Exercise material:
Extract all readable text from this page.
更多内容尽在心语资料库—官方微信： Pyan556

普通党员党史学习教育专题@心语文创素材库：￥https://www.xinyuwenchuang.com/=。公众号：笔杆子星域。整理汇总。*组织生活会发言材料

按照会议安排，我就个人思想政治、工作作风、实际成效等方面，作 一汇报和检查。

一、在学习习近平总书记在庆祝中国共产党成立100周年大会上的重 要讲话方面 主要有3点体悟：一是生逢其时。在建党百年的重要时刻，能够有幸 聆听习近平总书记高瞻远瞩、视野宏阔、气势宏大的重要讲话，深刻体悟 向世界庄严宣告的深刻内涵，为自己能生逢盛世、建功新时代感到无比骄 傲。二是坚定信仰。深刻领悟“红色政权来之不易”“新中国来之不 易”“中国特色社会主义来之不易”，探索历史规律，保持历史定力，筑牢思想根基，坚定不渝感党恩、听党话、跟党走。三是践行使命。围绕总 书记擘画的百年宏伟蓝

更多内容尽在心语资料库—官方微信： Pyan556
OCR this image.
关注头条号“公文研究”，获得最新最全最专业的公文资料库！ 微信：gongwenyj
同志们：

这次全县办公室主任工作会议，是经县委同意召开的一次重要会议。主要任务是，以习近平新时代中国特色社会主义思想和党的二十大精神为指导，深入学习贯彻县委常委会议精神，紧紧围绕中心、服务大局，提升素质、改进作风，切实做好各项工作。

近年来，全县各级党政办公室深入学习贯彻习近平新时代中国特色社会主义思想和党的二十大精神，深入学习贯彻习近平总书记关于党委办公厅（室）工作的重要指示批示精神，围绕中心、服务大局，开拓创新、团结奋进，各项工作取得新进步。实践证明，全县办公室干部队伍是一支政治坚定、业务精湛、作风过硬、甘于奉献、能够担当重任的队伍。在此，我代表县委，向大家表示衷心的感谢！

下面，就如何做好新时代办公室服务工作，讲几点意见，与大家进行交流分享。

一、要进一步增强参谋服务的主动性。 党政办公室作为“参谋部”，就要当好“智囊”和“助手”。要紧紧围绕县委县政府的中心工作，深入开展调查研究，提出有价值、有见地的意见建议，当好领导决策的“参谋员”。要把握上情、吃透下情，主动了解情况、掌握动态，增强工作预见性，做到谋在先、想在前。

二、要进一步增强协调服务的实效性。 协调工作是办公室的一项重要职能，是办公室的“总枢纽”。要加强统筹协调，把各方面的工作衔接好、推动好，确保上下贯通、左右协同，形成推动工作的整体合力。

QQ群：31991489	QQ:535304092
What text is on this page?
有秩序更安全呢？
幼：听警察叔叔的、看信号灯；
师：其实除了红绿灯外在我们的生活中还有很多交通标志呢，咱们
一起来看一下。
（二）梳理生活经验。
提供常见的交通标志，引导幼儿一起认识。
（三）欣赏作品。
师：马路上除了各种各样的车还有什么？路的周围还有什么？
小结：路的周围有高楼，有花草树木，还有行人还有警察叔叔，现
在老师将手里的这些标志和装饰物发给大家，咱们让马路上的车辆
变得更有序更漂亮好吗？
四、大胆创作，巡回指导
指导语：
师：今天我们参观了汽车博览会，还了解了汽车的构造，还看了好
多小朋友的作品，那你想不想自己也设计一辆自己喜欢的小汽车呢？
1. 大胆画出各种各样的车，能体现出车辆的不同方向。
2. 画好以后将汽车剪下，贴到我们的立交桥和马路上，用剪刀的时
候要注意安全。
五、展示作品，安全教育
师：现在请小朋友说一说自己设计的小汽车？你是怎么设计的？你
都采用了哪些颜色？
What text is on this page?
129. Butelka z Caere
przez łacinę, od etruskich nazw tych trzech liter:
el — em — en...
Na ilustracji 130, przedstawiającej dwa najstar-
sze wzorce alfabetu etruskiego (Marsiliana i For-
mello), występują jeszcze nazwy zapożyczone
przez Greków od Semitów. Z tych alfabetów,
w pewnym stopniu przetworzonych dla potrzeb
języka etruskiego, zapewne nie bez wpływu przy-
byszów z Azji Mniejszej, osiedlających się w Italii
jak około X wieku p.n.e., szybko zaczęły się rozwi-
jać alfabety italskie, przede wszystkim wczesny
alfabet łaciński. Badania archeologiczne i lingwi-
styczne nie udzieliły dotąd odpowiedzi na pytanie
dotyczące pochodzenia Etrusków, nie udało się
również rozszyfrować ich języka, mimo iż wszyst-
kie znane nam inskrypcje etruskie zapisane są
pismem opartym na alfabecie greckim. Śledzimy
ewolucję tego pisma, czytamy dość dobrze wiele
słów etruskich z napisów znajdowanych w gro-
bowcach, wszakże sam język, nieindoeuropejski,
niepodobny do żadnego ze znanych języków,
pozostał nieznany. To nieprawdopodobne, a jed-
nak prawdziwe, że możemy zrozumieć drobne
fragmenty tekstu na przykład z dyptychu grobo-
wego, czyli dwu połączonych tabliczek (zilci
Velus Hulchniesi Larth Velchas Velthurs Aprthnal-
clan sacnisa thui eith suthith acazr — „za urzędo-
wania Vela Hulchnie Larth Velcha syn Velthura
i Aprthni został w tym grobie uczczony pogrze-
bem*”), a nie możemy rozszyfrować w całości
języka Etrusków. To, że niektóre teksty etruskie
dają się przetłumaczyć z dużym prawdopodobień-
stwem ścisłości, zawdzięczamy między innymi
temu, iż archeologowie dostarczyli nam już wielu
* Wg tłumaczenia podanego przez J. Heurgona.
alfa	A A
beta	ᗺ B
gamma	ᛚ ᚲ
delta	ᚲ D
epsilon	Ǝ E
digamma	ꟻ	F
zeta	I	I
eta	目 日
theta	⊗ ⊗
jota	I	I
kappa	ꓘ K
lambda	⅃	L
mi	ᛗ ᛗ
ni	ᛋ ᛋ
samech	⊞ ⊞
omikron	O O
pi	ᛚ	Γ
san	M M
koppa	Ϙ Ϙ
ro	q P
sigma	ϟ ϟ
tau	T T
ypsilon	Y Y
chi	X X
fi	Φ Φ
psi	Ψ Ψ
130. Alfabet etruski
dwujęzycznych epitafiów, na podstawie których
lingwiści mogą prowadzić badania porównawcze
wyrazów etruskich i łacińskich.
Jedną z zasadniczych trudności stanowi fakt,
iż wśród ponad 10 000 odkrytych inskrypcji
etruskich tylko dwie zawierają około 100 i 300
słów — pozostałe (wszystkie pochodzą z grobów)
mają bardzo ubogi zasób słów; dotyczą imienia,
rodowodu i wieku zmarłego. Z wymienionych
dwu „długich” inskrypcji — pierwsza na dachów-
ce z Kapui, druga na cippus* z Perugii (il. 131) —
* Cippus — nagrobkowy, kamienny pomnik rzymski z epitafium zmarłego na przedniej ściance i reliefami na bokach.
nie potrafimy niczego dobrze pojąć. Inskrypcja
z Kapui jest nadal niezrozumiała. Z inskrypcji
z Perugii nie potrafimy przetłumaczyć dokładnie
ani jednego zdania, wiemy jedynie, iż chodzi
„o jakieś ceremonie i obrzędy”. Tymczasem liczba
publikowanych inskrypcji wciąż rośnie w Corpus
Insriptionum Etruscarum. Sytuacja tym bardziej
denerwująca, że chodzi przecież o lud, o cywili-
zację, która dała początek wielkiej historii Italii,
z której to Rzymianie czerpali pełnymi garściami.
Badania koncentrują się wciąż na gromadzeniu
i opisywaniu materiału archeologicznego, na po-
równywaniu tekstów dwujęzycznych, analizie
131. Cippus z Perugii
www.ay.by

What is asked: Only the number is wanted: how many lines of the data contain the word "inskrypcji"?

Expected answer: 4